— Instruction —
The entries below should be given again exactly, minus their pictures.

········

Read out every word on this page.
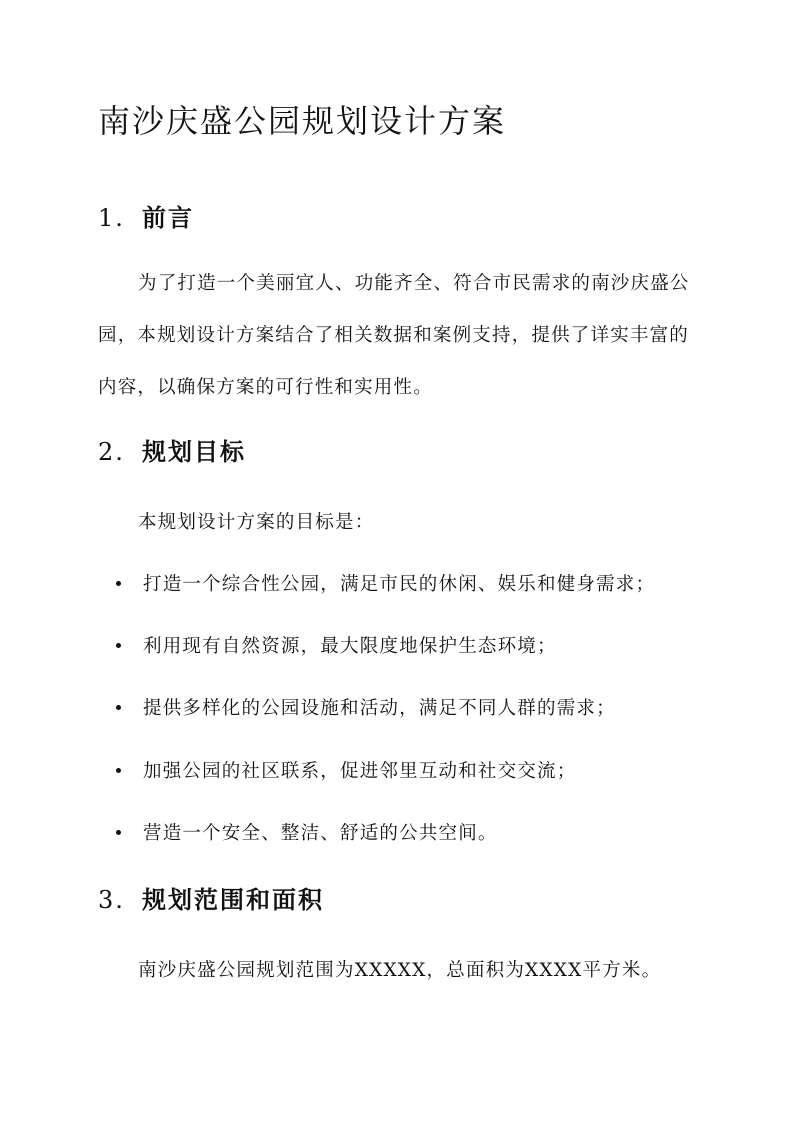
南沙庆盛公园规划设计方案
1. 前言

为了打造一个美丽宜人、功能齐全、符合市民需求的南沙庆盛公园，本规划设计方案结合了相关数据和案例支持，提供了详实丰富的内容，以确保方案的可行性和实用性。

2. 规划目标

本规划设计方案的目标是：

打造一个综合性公园，满足市民的休闲、娱乐和健身需求；
利用现有自然资源，最大限度地保护生态环境；
提供多样化的公园设施和活动，满足不同人群的需求；
加强公园的社区联系，促进邻里互动和社交交流；
营造一个安全、整洁、舒适的公共空间。
3. 规划范围和面积

南沙庆盛公园规划范围为XXXXX，总面积为XXXX平方米。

········

— Solved problem —
Read out every word on this page.
南沙庆盛公园规划设计方案
1. 前言

为了打造一个美丽宜人、功能齐全、符合市民需求的南沙庆盛公园，本规划设计方案结合了相关数据和案例支持，提供了详实丰富的内容，以确保方案的可行性和实用性。

2. 规划目标

本规划设计方案的目标是：

打造一个综合性公园，满足市民的休闲、娱乐和健身需求；
利用现有自然资源，最大限度地保护生态环境；
提供多样化的公园设施和活动，满足不同人群的需求；
加强公园的社区联系，促进邻里互动和社交交流；
营造一个安全、整洁、舒适的公共空间。
3. 规划范围和面积

南沙庆盛公园规划范围为XXXXX，总面积为XXXX平方米。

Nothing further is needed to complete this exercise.